WORK ITEM: The word to find is "Carbohydrate". State how many lines below contain it, giving only the number.

┌─ PROVIDED DATA

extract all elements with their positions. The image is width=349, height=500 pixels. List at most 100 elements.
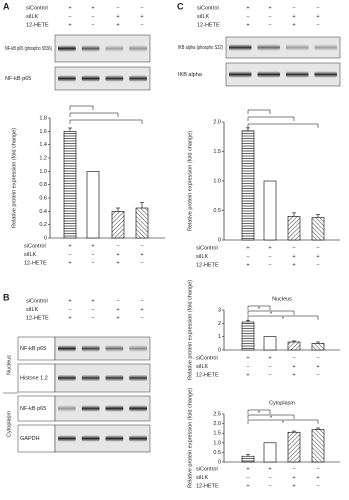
chart-title: Nucleus xyxy=(272,296,292,302)
condition-sign: + xyxy=(68,260,71,266)
condition-sign: − xyxy=(140,5,143,11)
bar xyxy=(135,207,149,239)
y-tick-label: 1.5 xyxy=(213,149,221,155)
condition-sign: + xyxy=(68,315,71,321)
y-tick-label: 2 xyxy=(218,321,221,327)
blot xyxy=(54,336,151,361)
condition-sign: − xyxy=(246,475,249,481)
condition-sign: − xyxy=(268,262,271,268)
condition-sign: + xyxy=(292,254,295,260)
blot-band xyxy=(129,345,147,352)
bar xyxy=(287,431,301,463)
significance-label: * xyxy=(258,410,261,416)
condition-sign: + xyxy=(292,14,295,20)
bar xyxy=(241,130,255,241)
condition-sign: − xyxy=(316,483,319,489)
condition-sign: − xyxy=(316,355,319,361)
blot-band xyxy=(81,45,100,52)
bar xyxy=(311,217,325,241)
y-axis-label: Relative protein expression (fold change… xyxy=(187,280,193,380)
bar xyxy=(287,341,301,351)
condition-label: siControl xyxy=(26,5,48,11)
condition-sign: − xyxy=(268,372,271,378)
bar xyxy=(263,180,277,241)
bar xyxy=(263,336,277,351)
blot-band xyxy=(105,345,124,352)
group-label: Nucleus xyxy=(6,355,12,375)
y-tick-label: 0.6 xyxy=(39,195,47,201)
condition-sign: + xyxy=(246,466,249,472)
y-tick-label: 0 xyxy=(218,347,221,353)
y-axis-label: Relative protein expression (fold change… xyxy=(11,128,17,228)
significance-bracket xyxy=(69,105,94,110)
y-tick-label: 0.8 xyxy=(39,182,47,188)
condition-sign: − xyxy=(116,5,119,11)
condition-sign: − xyxy=(68,307,71,313)
y-tick-label: 0 xyxy=(218,459,221,465)
condition-label: 12-HETE xyxy=(196,483,219,489)
significance-bracket xyxy=(247,310,295,315)
blot-label: IKB alpha (phospho S32) xyxy=(178,45,223,51)
panel-label: A xyxy=(3,1,10,11)
condition-label: siILK xyxy=(197,14,210,20)
condition-sign: − xyxy=(268,364,271,370)
condition-sign: − xyxy=(316,22,319,28)
condition-label: siControl xyxy=(24,243,46,249)
y-axis-label: Relative protein expression (fold change… xyxy=(187,131,193,231)
condition-sign: + xyxy=(68,243,71,249)
condition-sign: + xyxy=(316,14,319,20)
blot-band xyxy=(286,44,309,51)
condition-sign: − xyxy=(116,243,119,249)
condition-sign: + xyxy=(140,307,143,313)
blot-band xyxy=(229,44,252,51)
condition-sign: + xyxy=(140,14,143,20)
bar xyxy=(311,429,325,463)
y-tick-label: 3 xyxy=(218,307,221,313)
condition-label: siControl xyxy=(26,298,48,304)
condition-sign: + xyxy=(68,298,71,304)
y-tick-label: 1.8 xyxy=(39,115,47,121)
y-tick-label: 1.4 xyxy=(39,142,47,148)
y-tick-label: 1 xyxy=(218,334,221,340)
condition-sign: − xyxy=(68,252,71,258)
y-tick-label: 0.5 xyxy=(213,450,221,456)
condition-sign: − xyxy=(116,298,119,304)
condition-label: siILK xyxy=(196,364,209,370)
condition-label: siControl xyxy=(196,466,218,472)
blot-band xyxy=(105,435,124,442)
blot-band xyxy=(105,45,124,52)
condition-sign: + xyxy=(246,483,249,489)
condition-label: siILK xyxy=(196,475,209,481)
significance-bracket xyxy=(247,123,319,128)
bar xyxy=(111,211,125,239)
condition-label: siILK xyxy=(26,307,39,313)
condition-sign: − xyxy=(91,14,94,20)
condition-sign: − xyxy=(316,466,319,472)
blot-band xyxy=(129,405,147,412)
condition-sign: + xyxy=(268,5,271,11)
blot-band xyxy=(58,405,76,412)
condition-sign: + xyxy=(292,262,295,268)
bar xyxy=(63,131,77,239)
significance-bracket xyxy=(247,116,295,121)
condition-sign: − xyxy=(140,260,143,266)
blot-band xyxy=(229,71,252,78)
blot-band xyxy=(81,345,100,352)
condition-sign: + xyxy=(292,483,295,489)
y-tick-label: 1.0 xyxy=(213,440,221,446)
condition-sign: − xyxy=(246,364,249,370)
blot-band xyxy=(58,75,76,82)
y-tick-label: 2.0 xyxy=(213,119,221,125)
condition-sign: + xyxy=(91,243,94,249)
y-tick-label: 2.0 xyxy=(213,421,221,427)
condition-sign: + xyxy=(292,22,295,28)
condition-sign: + xyxy=(68,22,71,28)
blot xyxy=(225,62,341,87)
condition-label: 12-HETE xyxy=(24,260,47,266)
blot-band xyxy=(105,405,124,412)
condition-sign: − xyxy=(91,252,94,258)
y-tick-label: 0 xyxy=(218,237,221,243)
condition-sign: + xyxy=(116,14,119,20)
condition-sign: + xyxy=(246,245,249,251)
condition-sign: + xyxy=(116,315,119,321)
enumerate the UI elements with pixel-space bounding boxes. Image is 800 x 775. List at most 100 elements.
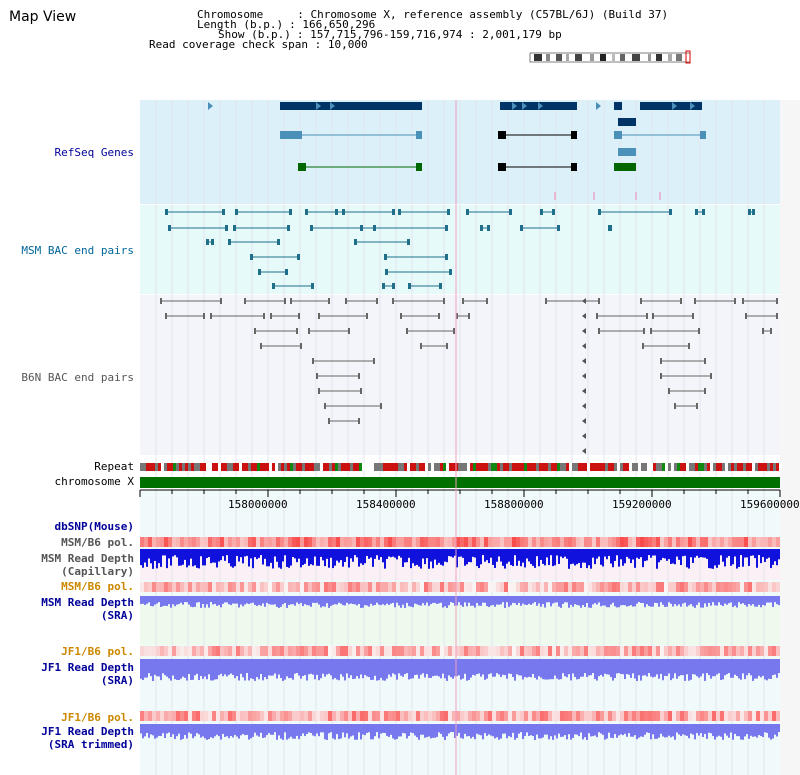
track-label-jf1-pol-2[interactable]: JF1/B6 pol. (61, 711, 134, 724)
polymorphism-cell (556, 582, 560, 592)
read-depth-bar (162, 724, 164, 734)
polymorphism-cell (556, 711, 560, 721)
polymorphism-cell (664, 537, 668, 547)
read-depth-bar (150, 596, 152, 607)
read-depth-bar (666, 549, 668, 561)
polymorphism-cell (524, 582, 528, 592)
bac-end (165, 209, 168, 215)
vertical-scrollbar[interactable] (780, 100, 800, 775)
read-depth-bar (460, 659, 462, 680)
read-depth-bar (656, 549, 658, 569)
read-depth-bar (350, 659, 352, 676)
msm-b6-pol-track-1[interactable] (140, 537, 780, 547)
track-label-dbsnp[interactable]: dbSNP(Mouse) (55, 520, 134, 533)
read-depth-bar (492, 724, 494, 737)
repeat-segment (287, 463, 290, 471)
repeat-track[interactable] (140, 463, 782, 471)
read-depth-bar (698, 596, 700, 603)
polymorphism-cell (320, 582, 324, 592)
track-label-refseq[interactable]: RefSeq Genes (55, 146, 134, 159)
jf1-b6-pol-track-2[interactable] (140, 711, 780, 721)
bac-end (652, 313, 654, 319)
read-depth-bar (264, 549, 266, 559)
polymorphism-cell (356, 711, 360, 721)
read-depth-bar (448, 659, 450, 676)
read-depth-bar (652, 549, 654, 556)
polymorphism-cell (608, 646, 612, 656)
read-depth-bar (772, 724, 774, 739)
polymorphism-cell (700, 711, 704, 721)
polymorphism-cell (664, 646, 668, 656)
jf1-b6-pol-track-1[interactable] (140, 646, 780, 656)
read-depth-bar (414, 596, 416, 604)
repeat-segment (293, 463, 296, 471)
bac-end (228, 239, 231, 245)
polymorphism-cell (452, 711, 456, 721)
read-depth-bar (288, 724, 290, 739)
polymorphism-cell (168, 711, 172, 721)
read-depth-bar (180, 549, 182, 566)
refseq-genes-features[interactable] (208, 102, 706, 200)
read-depth-bar (260, 549, 262, 556)
read-depth-bar (526, 724, 528, 733)
read-depth-bar (348, 724, 350, 739)
msm-b6-pol-track-2[interactable] (140, 582, 780, 592)
track-label-msm-pol-2[interactable]: MSM/B6 pol. (61, 580, 134, 593)
chromosome-bar[interactable] (140, 477, 780, 488)
read-depth-bar (570, 724, 572, 740)
track-label-msm-bac[interactable]: MSM BAC end pairs (21, 244, 134, 257)
read-depth-bar (470, 549, 472, 563)
read-depth-bar (582, 724, 584, 740)
read-depth-bar (250, 596, 252, 604)
msm-read-depth-sra-track[interactable] (140, 596, 780, 608)
read-depth-bar (164, 724, 166, 739)
polymorphism-cell (680, 711, 684, 721)
info-row-length: Length (b.p.): 166,650,296 (197, 18, 376, 31)
read-depth-bar (332, 724, 334, 739)
read-depth-bar (170, 596, 172, 608)
track-label-jf1-pol[interactable]: JF1/B6 pol. (61, 645, 134, 658)
read-depth-bar (750, 549, 752, 556)
read-depth-bar (184, 596, 186, 603)
read-depth-bar (424, 659, 426, 678)
track-label-msm-pol[interactable]: MSM/B6 pol. (61, 536, 134, 549)
msm-read-depth-capillary-track[interactable] (140, 549, 780, 569)
track-label-b6n-bac[interactable]: B6N BAC end pairs (21, 371, 134, 384)
polymorphism-cell (640, 537, 644, 547)
read-depth-bar (160, 549, 162, 567)
polymorphism-cell (592, 711, 596, 721)
msm-bac-end-pairs-features[interactable] (165, 209, 755, 289)
track-label-msm-depth-sra[interactable]: MSM Read Depth (41, 596, 134, 609)
track-label-jf1-depth-sra[interactable]: JF1 Read Depth (41, 661, 134, 674)
polymorphism-cell (260, 646, 264, 656)
polymorphism-cell (160, 646, 164, 656)
track-label-msm-depth-cap[interactable]: MSM Read Depth (41, 552, 134, 565)
track-label-chromosome[interactable]: chromosome X (55, 475, 135, 488)
b6n-bac-end-pairs-features[interactable] (160, 298, 778, 454)
read-depth-bar (752, 724, 754, 737)
read-depth-bar (602, 549, 604, 567)
polymorphism-cell (148, 582, 152, 592)
jf1-read-depth-sra-track[interactable] (140, 659, 780, 681)
bac-end (345, 298, 347, 304)
polymorphism-cell (424, 537, 428, 547)
polymorphism-cell (384, 711, 388, 721)
read-depth-bar (182, 659, 184, 677)
read-depth-bar (348, 659, 350, 678)
track-label-repeat[interactable]: Repeat (94, 460, 134, 473)
read-depth-bar (508, 549, 510, 562)
polymorphism-cell (396, 711, 400, 721)
jf1-read-depth-sra-trimmed-track[interactable] (140, 724, 780, 740)
chromosome-ideogram[interactable] (529, 52, 691, 63)
polymorphism-cell (212, 646, 216, 656)
read-depth-bar (556, 659, 558, 679)
polymorphism-cell (164, 537, 168, 547)
polymorphism-cell (728, 537, 732, 547)
read-depth-bar (754, 659, 756, 679)
polymorphism-cell (472, 711, 476, 721)
track-label-jf1-depth-trim[interactable]: JF1 Read Depth (41, 725, 134, 738)
read-depth-bar (366, 659, 368, 677)
read-depth-bar (658, 724, 660, 738)
polymorphism-cell (248, 711, 252, 721)
polymorphism-cell (440, 646, 444, 656)
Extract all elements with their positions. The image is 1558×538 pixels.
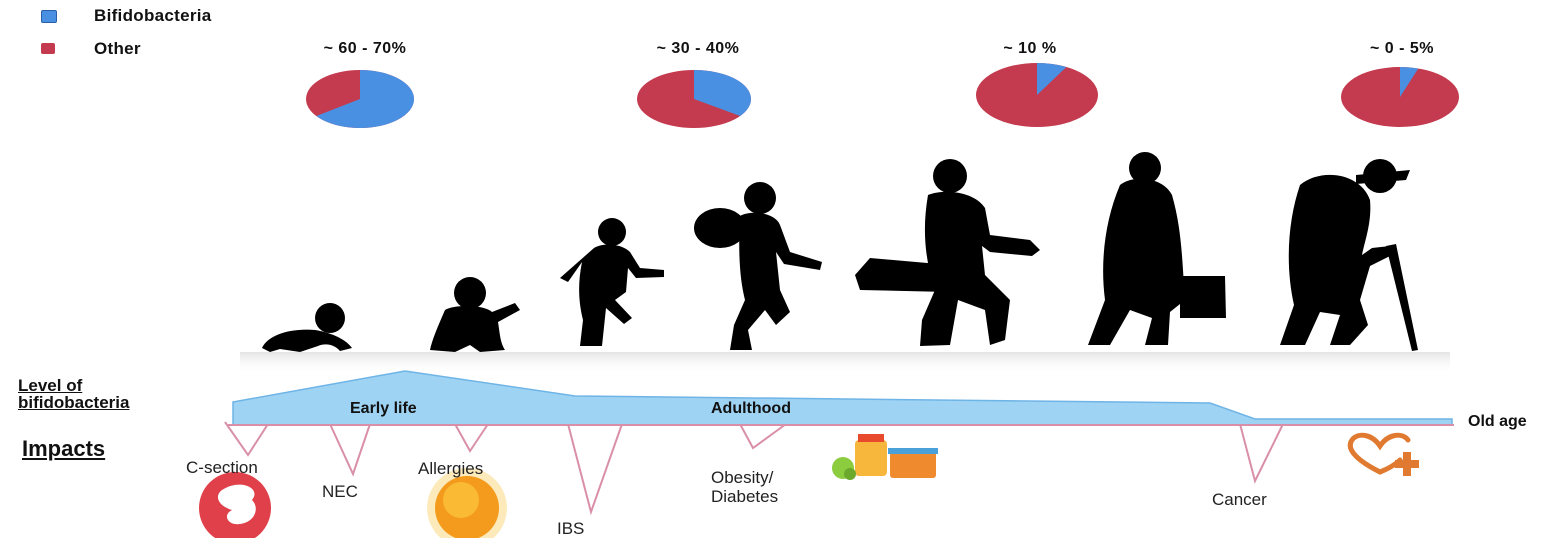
impact-label-obesity: Obesity/: [711, 468, 774, 487]
level-label-line2: bifidobacteria: [18, 393, 130, 412]
older-adult-silhouette: [1088, 152, 1226, 345]
pie-chart-child: [637, 69, 751, 129]
legend-label-other: Other: [94, 39, 141, 58]
band-label-early-life: Early life: [350, 400, 417, 417]
impacts-label: Impacts: [22, 436, 106, 461]
elderly-with-cane-silhouette: [1280, 159, 1418, 351]
legend-swatch-bifidobacteria: [41, 10, 57, 23]
legend-swatch-other: [41, 43, 55, 54]
stage-percent-label: ~ 10 %: [1003, 40, 1057, 57]
heart-plus-icon: [1347, 432, 1419, 476]
pie-chart-early: [306, 69, 414, 129]
adult-briefcase-silhouette: [855, 159, 1040, 346]
pregnancy-icon: [199, 472, 271, 538]
impact-lines: [224, 421, 1284, 516]
pie-chart-adult: [976, 63, 1098, 127]
food-jars-icon: [832, 434, 938, 480]
sun-icon: [427, 468, 507, 538]
impact-label-c-section: C-section: [186, 458, 258, 477]
impact-label-diabetes: Diabetes: [711, 487, 779, 506]
baby-crawling-silhouette: [262, 303, 352, 352]
teen-silhouette: [694, 182, 822, 350]
pie-slice-bifidobacteria: [1400, 67, 1419, 97]
stage-percent-label: ~ 0 - 5%: [1369, 40, 1435, 57]
stage-percent-label: ~ 60 - 70%: [323, 40, 407, 57]
band-label-adulthood: Adulthood: [711, 400, 791, 417]
impact-label-ibs: IBS: [557, 519, 585, 538]
band-label-old-age: Old age: [1468, 413, 1527, 430]
legend-label-bifidobacteria: Bifidobacteria: [94, 6, 212, 25]
pie-slice-bifidobacteria: [1037, 63, 1067, 95]
pie-slice-bifidobacteria: [694, 70, 751, 117]
pie-chart-elderly: [1341, 67, 1459, 127]
impact-label-nec: NEC: [322, 482, 358, 501]
child-silhouette: [560, 218, 664, 346]
toddler-silhouette: [430, 277, 520, 352]
pie-slice-bifidobacteria: [316, 70, 414, 128]
impact-label-cancer: Cancer: [1212, 490, 1267, 509]
level-label-line1: Level of: [18, 376, 83, 395]
stage-percent-label: ~ 30 - 40%: [656, 40, 740, 57]
impact-label-allergies: Allergies: [418, 459, 484, 478]
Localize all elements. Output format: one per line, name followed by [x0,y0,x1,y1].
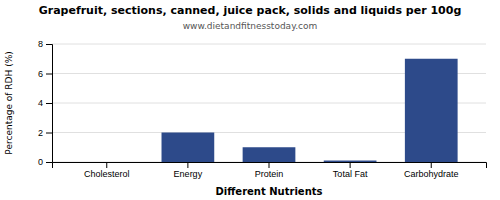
x-tick-mark [187,162,188,168]
grid-line [52,44,486,45]
x-tick: Protein [255,162,284,179]
y-tick: 6 [38,69,52,79]
bars [162,59,458,162]
subtitle: www.dietandfitnesstoday.com [183,21,318,31]
y-tick: 4 [38,98,52,108]
x-tick-label: Carbohydrate [404,169,459,179]
bar [80,162,133,163]
x-tick: Total Fat [333,162,368,179]
bar [162,133,215,163]
x-axis: Cholesterol Energy Protein Total Fat Carbohy… [53,162,487,179]
x-tick: Energy [174,162,203,179]
grid [52,44,486,162]
y-axis-title: Percentage of RDH (%) [4,51,14,154]
bar [324,161,377,162]
y-tick-label: 2 [38,128,43,138]
x-tick-label: Cholesterol [84,169,130,179]
x-tick: Carbohydrate [404,162,459,179]
x-tick-mark [431,162,432,168]
bar [405,59,458,162]
x-tick-mark [269,162,270,168]
y-tick-label: 0 [38,157,43,167]
y-tick-label: 4 [38,98,43,108]
y-tick-mark [46,44,52,45]
y-tick: 0 [38,157,52,167]
x-tick-label: Protein [255,169,284,179]
y-tick: 2 [38,128,52,138]
y-tick-label: 8 [38,39,43,49]
x-tick-label: Energy [174,169,203,179]
title: Grapefruit, sections, canned, juice pack… [39,4,462,17]
y-tick-mark [46,103,52,104]
y-tick-mark [46,133,52,134]
x-tick: Cholesterol [84,162,130,179]
y-tick-label: 6 [38,69,43,79]
bar [243,147,296,162]
x-tick-mark [350,162,351,168]
x-axis-line [53,163,487,169]
x-tick-label: Total Fat [333,169,368,179]
y-tick-mark [46,162,52,163]
y-axis-line [46,45,53,163]
x-axis-title: Different Nutrients [216,186,323,197]
y-tick-mark [46,74,52,75]
chart: Grapefruit, sections, canned, juice pack… [0,0,500,200]
y-axis: 0 2 4 6 8 [38,39,53,167]
x-tick-mark [106,162,107,168]
plot: 0 2 4 6 8 Cholesterol Energy Protein Total Fat Ca… [38,39,487,179]
y-tick: 8 [38,39,52,49]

└─

RESULT FOR THIS TASK: 2